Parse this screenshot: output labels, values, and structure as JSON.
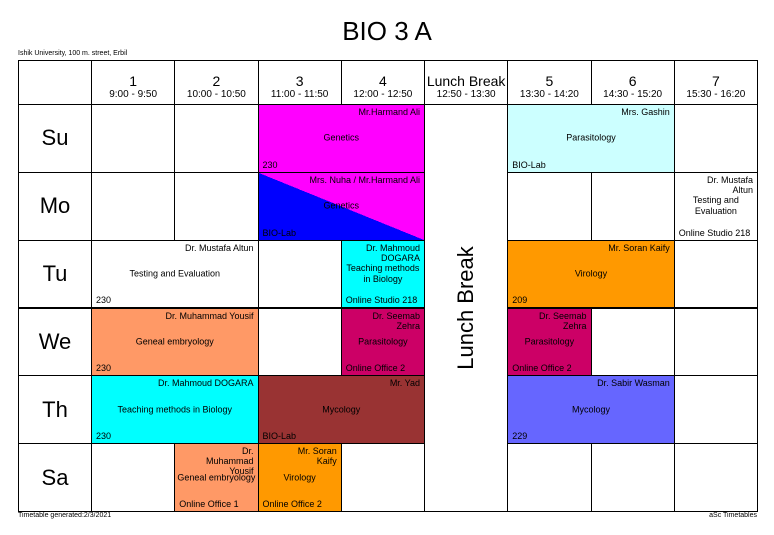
{
  "header": {
    "title": "BIO 3 A",
    "subtitle": "Ishik University, 100 m. street, Erbil"
  },
  "columns": [
    {
      "label": "1",
      "time": "9:00 - 9:50"
    },
    {
      "label": "2",
      "time": "10:00 - 10:50"
    },
    {
      "label": "3",
      "time": "11:00 - 11:50"
    },
    {
      "label": "4",
      "time": "12:00 - 12:50"
    },
    {
      "label": "Lunch Break",
      "time": "12:50 - 13:30",
      "lunch": true
    },
    {
      "label": "5",
      "time": "13:30 - 14:20"
    },
    {
      "label": "6",
      "time": "14:30 - 15:20"
    },
    {
      "label": "7",
      "time": "15:30 - 16:20"
    }
  ],
  "days": [
    "Su",
    "Mo",
    "Tu",
    "We",
    "Th",
    "Sa"
  ],
  "lessons": [
    {
      "day": "Su",
      "periods": [
        "3",
        "4"
      ],
      "teacher": "Mr.Harmand Ali",
      "subject": "Genetics",
      "room": "230",
      "colors": [
        "#ff00ff"
      ]
    },
    {
      "day": "Su",
      "periods": [
        "5",
        "6"
      ],
      "teacher": "Mrs. Gashin",
      "subject": "Parasitology",
      "room": "BIO-Lab",
      "colors": [
        "#ccffff"
      ]
    },
    {
      "day": "Mo",
      "periods": [
        "3",
        "4"
      ],
      "teacher": "Mrs. Nuha / Mr.Harmand Ali",
      "subject": "Genetics",
      "room": "BIO-Lab",
      "colors": [
        "#ff00ff",
        "#0000ff"
      ]
    },
    {
      "day": "Mo",
      "periods": [
        "7"
      ],
      "teacher": "Dr. Mustafa Altun",
      "subject": "Testing and Evaluation",
      "room": "Online Studio 218",
      "colors": [
        "#ffffff"
      ]
    },
    {
      "day": "Tu",
      "periods": [
        "1",
        "2"
      ],
      "teacher": "Dr. Mustafa Altun",
      "subject": "Testing and Evaluation",
      "room": "230",
      "colors": [
        "#ffffff"
      ]
    },
    {
      "day": "Tu",
      "periods": [
        "4"
      ],
      "teacher": "Dr. Mahmoud DOGARA",
      "subject": "Teaching methods in Biology",
      "room": "Online Studio 218",
      "colors": [
        "#00ffff"
      ]
    },
    {
      "day": "Tu",
      "periods": [
        "5",
        "6"
      ],
      "teacher": "Mr. Soran Kaify",
      "subject": "Virology",
      "room": "209",
      "colors": [
        "#ff9900"
      ]
    },
    {
      "day": "We",
      "periods": [
        "1",
        "2"
      ],
      "teacher": "Dr. Muhammad Yousif",
      "subject": "Geneal embryology",
      "room": "230",
      "colors": [
        "#ff9966"
      ]
    },
    {
      "day": "We",
      "periods": [
        "4"
      ],
      "teacher": "Dr. Seemab Zehra",
      "subject": "Parasitology",
      "room": "Online Office 2",
      "colors": [
        "#cc0066"
      ]
    },
    {
      "day": "We",
      "periods": [
        "5"
      ],
      "teacher": "Dr. Seemab Zehra",
      "subject": "Parasitology",
      "room": "Online Office 2",
      "colors": [
        "#cc0066"
      ]
    },
    {
      "day": "Th",
      "periods": [
        "1",
        "2"
      ],
      "teacher": "Dr. Mahmoud DOGARA",
      "subject": "Teaching methods in Biology",
      "room": "230",
      "colors": [
        "#00ffff"
      ]
    },
    {
      "day": "Th",
      "periods": [
        "3",
        "4"
      ],
      "teacher": "Mr. Yad",
      "subject": "Mycology",
      "room": "BIO-Lab",
      "colors": [
        "#993333"
      ]
    },
    {
      "day": "Th",
      "periods": [
        "5",
        "6"
      ],
      "teacher": "Dr. Sabir Wasman",
      "subject": "Mycology",
      "room": "229",
      "colors": [
        "#6666ff"
      ]
    },
    {
      "day": "Sa",
      "periods": [
        "2"
      ],
      "teacher": "Dr. Muhammad Yousif",
      "subject": "Geneal embryology",
      "room": "Online Office 1",
      "colors": [
        "#ff9966"
      ]
    },
    {
      "day": "Sa",
      "periods": [
        "3"
      ],
      "teacher": "Mr. Soran Kaify",
      "subject": "Virology",
      "room": "Online Office 2",
      "colors": [
        "#ff9900"
      ]
    }
  ],
  "footer": {
    "left": "Timetable generated:2/3/2021",
    "right": "aSc Timetables"
  }
}
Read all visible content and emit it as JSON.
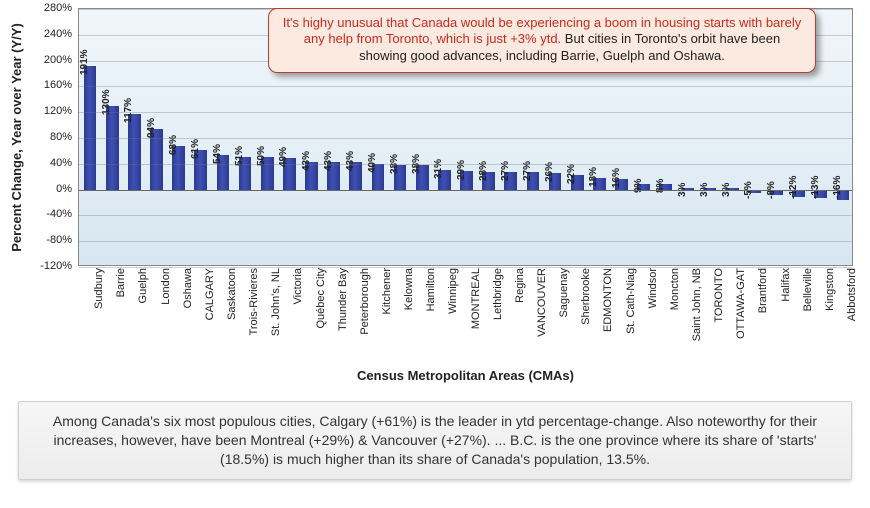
{
  "chart": {
    "type": "bar",
    "yaxis_title": "Percent Change,\nYear over Year (Y/Y)",
    "xaxis_title": "Census Metropolitan Areas (CMAs)",
    "ylim_min": -120,
    "ylim_max": 280,
    "ytick_step": 40,
    "yticks": [
      -120,
      -80,
      -40,
      0,
      40,
      80,
      120,
      160,
      200,
      240,
      280
    ],
    "ytick_labels": [
      "-120%",
      "-80%",
      "-40%",
      "0%",
      "40%",
      "80%",
      "120%",
      "160%",
      "200%",
      "240%",
      "280%"
    ],
    "baseline": 0,
    "bar_color": "#33449e",
    "background_gradient": [
      "#f0f6fb",
      "#d7e6f1"
    ],
    "grid_color": "rgba(120,120,120,0.35)",
    "label_fontsize": 10,
    "axis_fontsize": 11,
    "title_fontsize": 13,
    "bar_width_ratio": 0.58,
    "categories": [
      "Sudbury",
      "Barrie",
      "Guelph",
      "London",
      "Oshawa",
      "CALGARY",
      "Saskatoon",
      "Trois-Rivieres",
      "St. John's, NL",
      "Victoria",
      "Québec City",
      "Thunder Bay",
      "Peterborough",
      "Kitchener",
      "Kelowna",
      "Hamilton",
      "Winnipeg",
      "MONTREAL",
      "Lethbridge",
      "Regina",
      "VANCOUVER",
      "Saguenay",
      "Sherbrooke",
      "EDMONTON",
      "St. Cath-Niag",
      "Windsor",
      "Moncton",
      "Saint John, NB",
      "TORONTO",
      "OTTAWA-GAT",
      "Brantford",
      "Halifax",
      "Belleville",
      "Kingston",
      "Abbotsford"
    ],
    "values": [
      191,
      130,
      117,
      94,
      68,
      61,
      54,
      51,
      50,
      49,
      43,
      43,
      43,
      40,
      38,
      38,
      31,
      29,
      28,
      27,
      27,
      26,
      22,
      18,
      16,
      9,
      8,
      3,
      3,
      3,
      -5,
      -8,
      -12,
      -13,
      -16
    ],
    "value_labels": [
      "191%",
      "130%",
      "117%",
      "94%",
      "68%",
      "61%",
      "54%",
      "51%",
      "50%",
      "49%",
      "43%",
      "43%",
      "43%",
      "40%",
      "38%",
      "38%",
      "31%",
      "29%",
      "28%",
      "27%",
      "27%",
      "26%",
      "22%",
      "18%",
      "16%",
      "9%",
      "8%",
      "3%",
      "3%",
      "3%",
      "-5%",
      "-8%",
      "-12%",
      "-13%",
      "-16%"
    ]
  },
  "callout": {
    "text_red": "It's highy unusual that Canada would be experiencing a boom in housing starts with barely any help from Toronto, which is just +3% ytd.",
    "text_black": " But cities in Toronto's orbit have been showing good advances, including Barrie, Guelph and Oshawa.",
    "border_color": "#b83d2b",
    "background_color": "#fce9e0",
    "red_color": "#c62d1f"
  },
  "bottom_note": {
    "text": "Among Canada's six most populous cities, Calgary (+61%) is the leader in ytd percentage-change. Also noteworthy for their increases, however, have been Montreal (+29%) & Vancouver (+27%). ... B.C. is the one province where its share of 'starts' (18.5%) is much higher than its share of Canada's population, 13.5%.",
    "background_gradient": [
      "#f6f6f6",
      "#ececec"
    ],
    "border_color": "#d0d0d0"
  }
}
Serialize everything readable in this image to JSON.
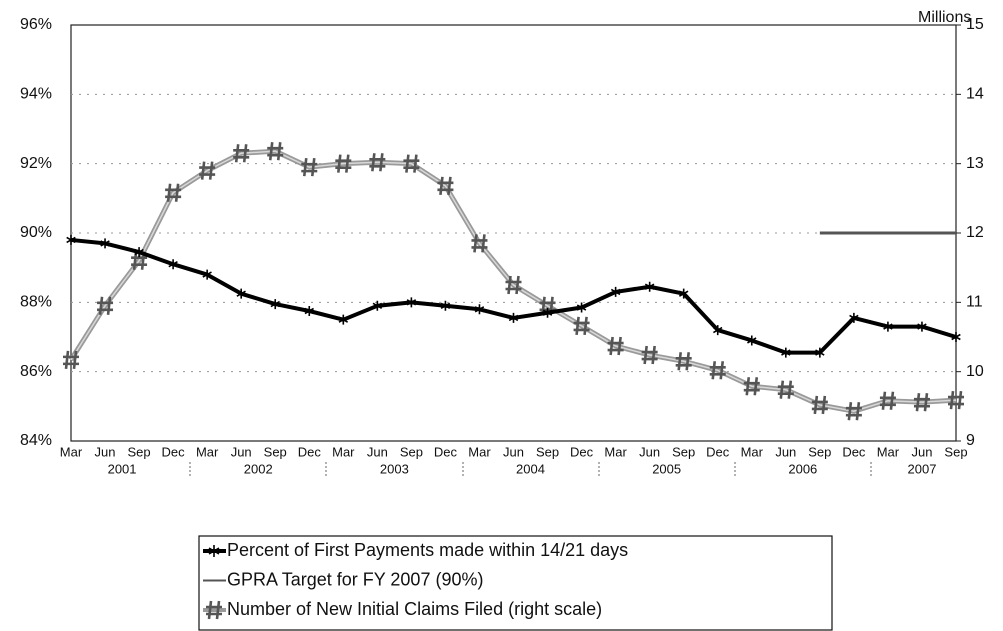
{
  "chart_data": {
    "type": "line",
    "y2label": "Millions",
    "categories": [
      "Mar",
      "Jun",
      "Sep",
      "Dec",
      "Mar",
      "Jun",
      "Sep",
      "Dec",
      "Mar",
      "Jun",
      "Sep",
      "Dec",
      "Mar",
      "Jun",
      "Sep",
      "Dec",
      "Mar",
      "Jun",
      "Sep",
      "Dec",
      "Mar",
      "Jun",
      "Sep",
      "Dec",
      "Mar",
      "Jun",
      "Sep"
    ],
    "year_labels": [
      "2001",
      "2002",
      "2003",
      "2004",
      "2005",
      "2006",
      "2007"
    ],
    "ylim": [
      84,
      96
    ],
    "yticks": [
      {
        "value": 84,
        "label": "84%"
      },
      {
        "value": 86,
        "label": "86%"
      },
      {
        "value": 88,
        "label": "88%"
      },
      {
        "value": 90,
        "label": "90%"
      },
      {
        "value": 92,
        "label": "92%"
      },
      {
        "value": 94,
        "label": "94%"
      },
      {
        "value": 96,
        "label": "96%"
      }
    ],
    "y2lim": [
      9,
      15
    ],
    "y2ticks": [
      9,
      10,
      11,
      12,
      13,
      14,
      15
    ],
    "grid": true,
    "series": [
      {
        "name": "Percent of First Payments made within 14/21 days",
        "color": "#000000",
        "marker": "star",
        "values": [
          89.8,
          89.7,
          89.45,
          89.1,
          88.8,
          88.25,
          87.95,
          87.75,
          87.5,
          87.9,
          88.0,
          87.9,
          87.8,
          87.55,
          87.7,
          87.85,
          88.3,
          88.45,
          88.25,
          87.2,
          86.9,
          86.55,
          86.55,
          87.55,
          87.3,
          87.3,
          87.0
        ]
      },
      {
        "name": "GPRA Target for FY 2007 (90%)",
        "color": "#555555",
        "marker": "none",
        "values": [
          null,
          null,
          null,
          null,
          null,
          null,
          null,
          null,
          null,
          null,
          null,
          null,
          null,
          null,
          null,
          null,
          null,
          null,
          null,
          null,
          null,
          null,
          90,
          90,
          90,
          90,
          90
        ]
      },
      {
        "name": "Number of New Initial Claims Filed (right scale)",
        "color": "#9a9a9a",
        "marker": "hash",
        "axis": "y2",
        "values": [
          10.17,
          10.95,
          11.6,
          12.58,
          12.9,
          13.15,
          13.18,
          12.95,
          13.0,
          13.02,
          13.0,
          12.68,
          11.85,
          11.25,
          10.95,
          10.66,
          10.37,
          10.24,
          10.15,
          10.02,
          9.79,
          9.74,
          9.52,
          9.43,
          9.58,
          9.56,
          9.59
        ]
      }
    ]
  }
}
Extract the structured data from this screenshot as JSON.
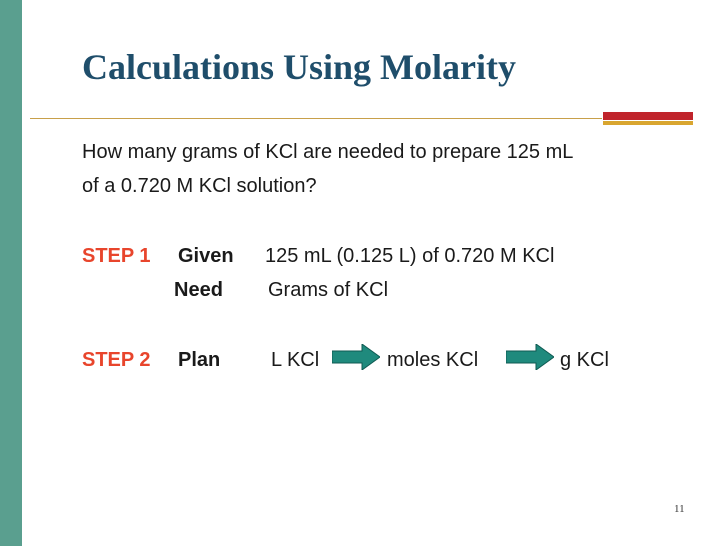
{
  "slide": {
    "title": "Calculations Using Molarity",
    "question_line1": "How many grams of KCl are needed to prepare 125 mL",
    "question_line2": "of a 0.720 M KCl solution?",
    "step1": {
      "label": "STEP 1",
      "given_label": "Given",
      "given_value": "125 mL (0.125 L)  of 0.720 M KCl",
      "need_label": "Need",
      "need_value": "Grams of KCl"
    },
    "step2": {
      "label": "STEP 2",
      "plan_label": "Plan",
      "plan_items": [
        "L KCl",
        "moles KCl",
        "g KCl"
      ]
    },
    "page_number": "11"
  },
  "colors": {
    "title": "#1f4e6b",
    "step": "#e8452c",
    "green_bar": "#5a9f8f",
    "accent_red": "#c0242b",
    "accent_gold": "#d9a630",
    "arrow_fill": "#1f8a7d"
  },
  "icons": [
    "right-arrow-icon"
  ]
}
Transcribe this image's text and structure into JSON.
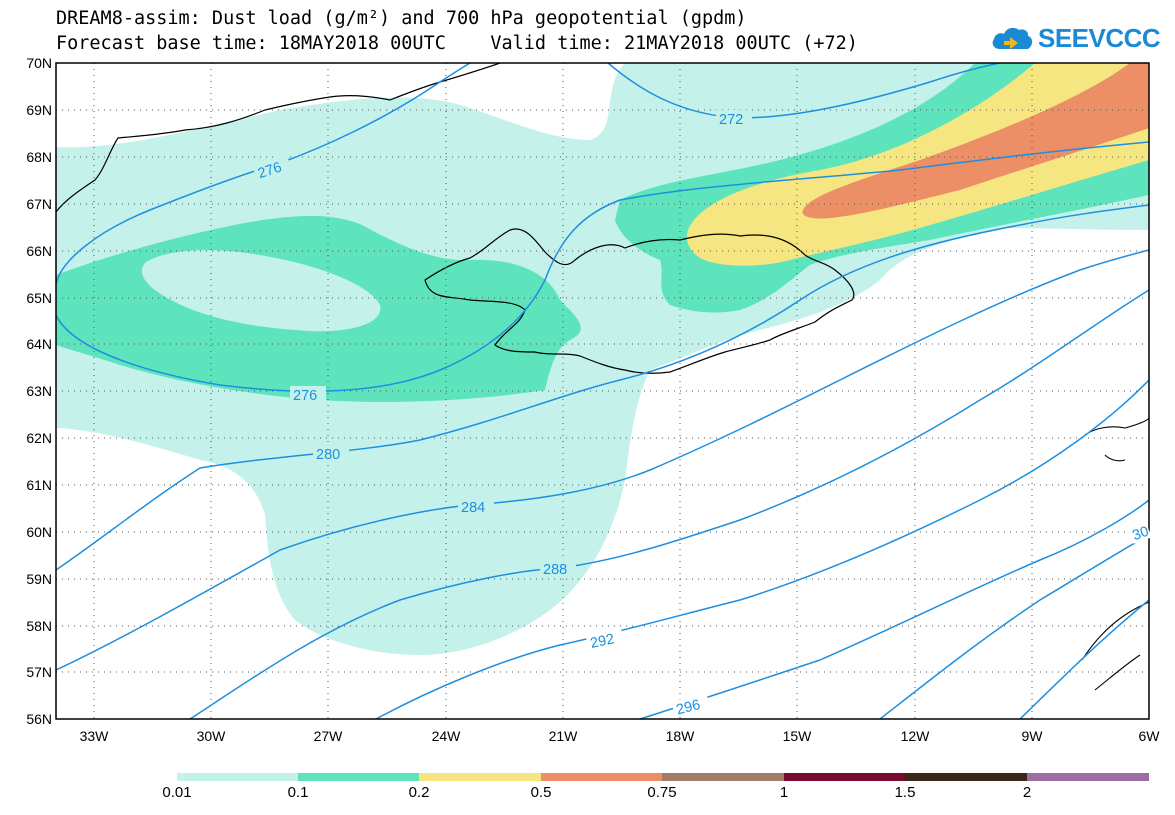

● EXERCISE INSTRUCTIONS
Show each line of the data that contains the string "screenshot".

● OUTPUT FOR THIS TASK
Parse this screenshot: output labels, values, and structure as JSON.
Extract the structured data from this screenshot as JSON.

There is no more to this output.